* Problem requirements
Turn the lines of the entries, from the first one through the line that contains "y-tick-label: 20 xyxy=(108,169,128,188)", into a JSON list of strings with one string per line, leaving out any blank lines.

──────────────────────────────

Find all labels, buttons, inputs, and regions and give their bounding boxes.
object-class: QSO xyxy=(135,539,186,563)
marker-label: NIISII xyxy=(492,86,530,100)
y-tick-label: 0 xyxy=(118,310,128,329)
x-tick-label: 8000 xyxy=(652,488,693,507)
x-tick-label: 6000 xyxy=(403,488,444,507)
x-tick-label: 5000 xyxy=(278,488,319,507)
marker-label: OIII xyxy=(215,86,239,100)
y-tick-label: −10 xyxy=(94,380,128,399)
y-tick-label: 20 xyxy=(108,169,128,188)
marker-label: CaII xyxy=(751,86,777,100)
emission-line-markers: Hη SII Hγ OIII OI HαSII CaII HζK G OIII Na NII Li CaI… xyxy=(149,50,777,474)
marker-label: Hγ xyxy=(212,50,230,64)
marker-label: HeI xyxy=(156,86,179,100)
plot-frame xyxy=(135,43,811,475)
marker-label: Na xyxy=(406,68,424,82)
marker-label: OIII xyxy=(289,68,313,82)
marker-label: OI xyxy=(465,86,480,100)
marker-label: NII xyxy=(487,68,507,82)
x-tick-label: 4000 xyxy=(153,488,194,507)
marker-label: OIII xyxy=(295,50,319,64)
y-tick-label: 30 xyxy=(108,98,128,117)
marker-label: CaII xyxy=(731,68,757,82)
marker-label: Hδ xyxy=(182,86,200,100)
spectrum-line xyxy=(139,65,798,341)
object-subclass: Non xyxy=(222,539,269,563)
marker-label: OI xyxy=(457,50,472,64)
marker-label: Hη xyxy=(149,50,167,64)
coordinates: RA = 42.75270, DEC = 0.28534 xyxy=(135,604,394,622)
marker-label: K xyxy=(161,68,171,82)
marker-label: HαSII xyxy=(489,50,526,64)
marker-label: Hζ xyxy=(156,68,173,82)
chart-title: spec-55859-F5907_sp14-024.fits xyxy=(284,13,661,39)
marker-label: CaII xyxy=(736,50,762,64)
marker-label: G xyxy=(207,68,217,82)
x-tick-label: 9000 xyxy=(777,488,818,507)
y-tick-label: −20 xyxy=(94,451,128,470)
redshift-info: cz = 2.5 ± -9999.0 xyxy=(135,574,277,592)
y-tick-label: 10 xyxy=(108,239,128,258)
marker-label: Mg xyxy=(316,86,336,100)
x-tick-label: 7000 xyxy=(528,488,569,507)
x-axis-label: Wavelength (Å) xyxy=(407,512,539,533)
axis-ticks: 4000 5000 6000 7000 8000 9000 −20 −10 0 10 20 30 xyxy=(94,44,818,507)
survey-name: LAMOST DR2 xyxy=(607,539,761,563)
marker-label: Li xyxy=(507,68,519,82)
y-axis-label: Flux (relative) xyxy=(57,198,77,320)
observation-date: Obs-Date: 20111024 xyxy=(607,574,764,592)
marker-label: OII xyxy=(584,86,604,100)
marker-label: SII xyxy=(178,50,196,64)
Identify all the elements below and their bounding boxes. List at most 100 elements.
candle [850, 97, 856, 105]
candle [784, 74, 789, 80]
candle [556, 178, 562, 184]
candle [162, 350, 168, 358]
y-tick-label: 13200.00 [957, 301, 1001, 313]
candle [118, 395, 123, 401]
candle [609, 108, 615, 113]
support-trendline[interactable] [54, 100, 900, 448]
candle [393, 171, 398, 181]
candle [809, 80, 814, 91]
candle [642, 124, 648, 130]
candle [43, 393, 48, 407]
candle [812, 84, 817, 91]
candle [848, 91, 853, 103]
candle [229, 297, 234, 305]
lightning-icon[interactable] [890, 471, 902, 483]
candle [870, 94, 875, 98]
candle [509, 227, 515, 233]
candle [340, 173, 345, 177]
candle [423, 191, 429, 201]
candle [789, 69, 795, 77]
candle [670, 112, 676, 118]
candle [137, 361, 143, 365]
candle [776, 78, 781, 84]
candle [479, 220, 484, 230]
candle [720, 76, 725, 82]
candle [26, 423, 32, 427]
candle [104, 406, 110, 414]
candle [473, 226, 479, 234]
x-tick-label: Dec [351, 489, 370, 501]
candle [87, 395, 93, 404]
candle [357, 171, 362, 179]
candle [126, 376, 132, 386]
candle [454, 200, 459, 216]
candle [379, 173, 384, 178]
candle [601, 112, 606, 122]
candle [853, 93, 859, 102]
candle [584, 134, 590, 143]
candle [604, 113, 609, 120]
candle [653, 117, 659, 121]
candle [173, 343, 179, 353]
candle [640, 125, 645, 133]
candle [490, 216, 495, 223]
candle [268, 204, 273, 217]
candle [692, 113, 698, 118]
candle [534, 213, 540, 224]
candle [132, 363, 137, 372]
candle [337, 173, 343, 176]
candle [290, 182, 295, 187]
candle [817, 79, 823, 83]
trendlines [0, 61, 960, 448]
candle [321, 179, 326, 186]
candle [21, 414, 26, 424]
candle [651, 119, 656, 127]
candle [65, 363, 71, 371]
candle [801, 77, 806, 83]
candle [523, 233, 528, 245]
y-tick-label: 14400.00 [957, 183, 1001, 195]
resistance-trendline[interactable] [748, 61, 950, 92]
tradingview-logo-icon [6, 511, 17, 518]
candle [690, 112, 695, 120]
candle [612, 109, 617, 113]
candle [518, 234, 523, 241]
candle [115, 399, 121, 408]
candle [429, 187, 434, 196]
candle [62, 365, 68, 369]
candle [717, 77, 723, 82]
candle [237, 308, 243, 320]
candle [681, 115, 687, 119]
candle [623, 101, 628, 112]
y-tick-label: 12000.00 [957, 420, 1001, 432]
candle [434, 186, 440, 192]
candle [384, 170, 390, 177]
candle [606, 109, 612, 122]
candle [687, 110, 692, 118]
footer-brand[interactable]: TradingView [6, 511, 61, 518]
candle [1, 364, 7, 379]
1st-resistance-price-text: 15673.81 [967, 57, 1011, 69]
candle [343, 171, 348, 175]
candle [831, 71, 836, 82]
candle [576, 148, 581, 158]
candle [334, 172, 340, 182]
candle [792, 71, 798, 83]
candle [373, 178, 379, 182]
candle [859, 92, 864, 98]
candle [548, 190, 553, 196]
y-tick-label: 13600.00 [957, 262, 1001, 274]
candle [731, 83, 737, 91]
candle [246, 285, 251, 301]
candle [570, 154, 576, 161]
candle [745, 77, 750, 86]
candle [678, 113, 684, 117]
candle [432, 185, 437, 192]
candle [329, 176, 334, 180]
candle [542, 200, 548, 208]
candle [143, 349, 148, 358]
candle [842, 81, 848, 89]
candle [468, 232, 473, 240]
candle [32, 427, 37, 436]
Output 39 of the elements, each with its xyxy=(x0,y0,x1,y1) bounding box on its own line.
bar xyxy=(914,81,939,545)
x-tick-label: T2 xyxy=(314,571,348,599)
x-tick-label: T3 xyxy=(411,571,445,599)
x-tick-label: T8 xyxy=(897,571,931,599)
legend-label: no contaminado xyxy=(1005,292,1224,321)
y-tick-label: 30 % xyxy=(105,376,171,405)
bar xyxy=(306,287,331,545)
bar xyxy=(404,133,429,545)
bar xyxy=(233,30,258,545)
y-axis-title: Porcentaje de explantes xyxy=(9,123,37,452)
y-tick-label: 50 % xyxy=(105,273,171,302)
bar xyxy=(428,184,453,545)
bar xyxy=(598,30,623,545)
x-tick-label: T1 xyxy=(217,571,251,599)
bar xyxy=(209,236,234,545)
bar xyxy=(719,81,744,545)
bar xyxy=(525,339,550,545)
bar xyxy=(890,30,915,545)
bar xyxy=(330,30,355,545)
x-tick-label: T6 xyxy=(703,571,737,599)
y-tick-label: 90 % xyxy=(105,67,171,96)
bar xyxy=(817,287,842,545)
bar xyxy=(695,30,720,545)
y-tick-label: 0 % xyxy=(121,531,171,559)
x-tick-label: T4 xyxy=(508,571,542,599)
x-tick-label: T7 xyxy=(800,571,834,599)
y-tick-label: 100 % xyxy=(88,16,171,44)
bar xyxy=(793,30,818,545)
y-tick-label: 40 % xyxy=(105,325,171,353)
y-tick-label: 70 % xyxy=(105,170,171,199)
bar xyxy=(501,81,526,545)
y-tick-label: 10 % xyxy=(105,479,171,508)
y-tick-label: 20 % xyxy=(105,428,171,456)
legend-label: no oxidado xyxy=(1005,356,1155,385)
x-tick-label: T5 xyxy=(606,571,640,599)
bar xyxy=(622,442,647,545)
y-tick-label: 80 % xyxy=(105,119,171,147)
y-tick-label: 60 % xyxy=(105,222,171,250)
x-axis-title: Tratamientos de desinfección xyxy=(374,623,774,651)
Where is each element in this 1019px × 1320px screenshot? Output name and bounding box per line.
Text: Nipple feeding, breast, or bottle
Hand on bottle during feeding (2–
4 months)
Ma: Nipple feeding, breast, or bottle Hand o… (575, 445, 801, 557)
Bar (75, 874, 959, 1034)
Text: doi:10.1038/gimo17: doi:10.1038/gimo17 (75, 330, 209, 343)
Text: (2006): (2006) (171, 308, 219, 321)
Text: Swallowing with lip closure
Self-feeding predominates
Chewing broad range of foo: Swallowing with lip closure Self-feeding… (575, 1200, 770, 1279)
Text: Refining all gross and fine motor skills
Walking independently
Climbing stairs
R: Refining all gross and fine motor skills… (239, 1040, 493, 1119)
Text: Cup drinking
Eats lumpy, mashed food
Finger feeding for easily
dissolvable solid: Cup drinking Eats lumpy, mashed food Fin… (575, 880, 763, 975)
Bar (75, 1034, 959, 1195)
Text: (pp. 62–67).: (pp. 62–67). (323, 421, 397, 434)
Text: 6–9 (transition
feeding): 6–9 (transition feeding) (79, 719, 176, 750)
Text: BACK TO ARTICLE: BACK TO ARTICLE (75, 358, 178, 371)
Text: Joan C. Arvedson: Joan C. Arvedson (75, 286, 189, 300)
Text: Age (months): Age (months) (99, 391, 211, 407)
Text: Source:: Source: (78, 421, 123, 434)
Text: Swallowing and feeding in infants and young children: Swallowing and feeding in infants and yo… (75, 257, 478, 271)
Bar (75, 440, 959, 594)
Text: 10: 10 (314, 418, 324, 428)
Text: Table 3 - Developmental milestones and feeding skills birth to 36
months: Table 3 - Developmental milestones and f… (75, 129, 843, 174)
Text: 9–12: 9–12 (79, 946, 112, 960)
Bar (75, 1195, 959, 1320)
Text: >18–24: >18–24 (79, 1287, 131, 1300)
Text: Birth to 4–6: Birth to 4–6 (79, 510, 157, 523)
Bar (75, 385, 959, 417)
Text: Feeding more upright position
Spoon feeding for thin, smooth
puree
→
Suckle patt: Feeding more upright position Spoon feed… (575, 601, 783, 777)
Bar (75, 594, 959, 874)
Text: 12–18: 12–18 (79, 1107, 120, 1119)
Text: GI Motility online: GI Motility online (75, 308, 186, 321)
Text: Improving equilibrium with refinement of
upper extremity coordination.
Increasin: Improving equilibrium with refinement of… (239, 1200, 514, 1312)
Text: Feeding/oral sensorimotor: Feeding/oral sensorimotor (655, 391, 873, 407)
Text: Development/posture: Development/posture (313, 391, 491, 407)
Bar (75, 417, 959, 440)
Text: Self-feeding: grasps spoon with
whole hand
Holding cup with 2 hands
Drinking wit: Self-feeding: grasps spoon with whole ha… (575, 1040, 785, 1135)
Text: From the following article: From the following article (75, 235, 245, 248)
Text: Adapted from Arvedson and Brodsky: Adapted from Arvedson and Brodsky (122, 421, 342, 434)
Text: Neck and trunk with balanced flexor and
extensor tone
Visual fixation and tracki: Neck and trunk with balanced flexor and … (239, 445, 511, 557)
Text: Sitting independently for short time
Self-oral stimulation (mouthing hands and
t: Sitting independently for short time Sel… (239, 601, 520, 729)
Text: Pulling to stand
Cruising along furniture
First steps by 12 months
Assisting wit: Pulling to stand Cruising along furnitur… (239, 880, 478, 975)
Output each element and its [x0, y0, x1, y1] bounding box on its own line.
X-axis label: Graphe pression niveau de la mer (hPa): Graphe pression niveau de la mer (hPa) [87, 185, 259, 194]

──────────────────────────────

* Written reply
[
  "Find all labels, buttons, inputs, and regions and give their bounding boxes.",
  "object-class: QSO xyxy=(135,539,186,563)",
  "marker-label: NIISII xyxy=(492,86,530,100)",
  "y-tick-label: 0 xyxy=(118,310,128,329)",
  "x-tick-label: 8000 xyxy=(652,488,693,507)",
  "x-tick-label: 6000 xyxy=(403,488,444,507)",
  "x-tick-label: 5000 xyxy=(278,488,319,507)",
  "marker-label: OIII xyxy=(215,86,239,100)",
  "y-tick-label: −10 xyxy=(94,380,128,399)",
  "y-tick-label: 20 xyxy=(108,169,128,188)"
]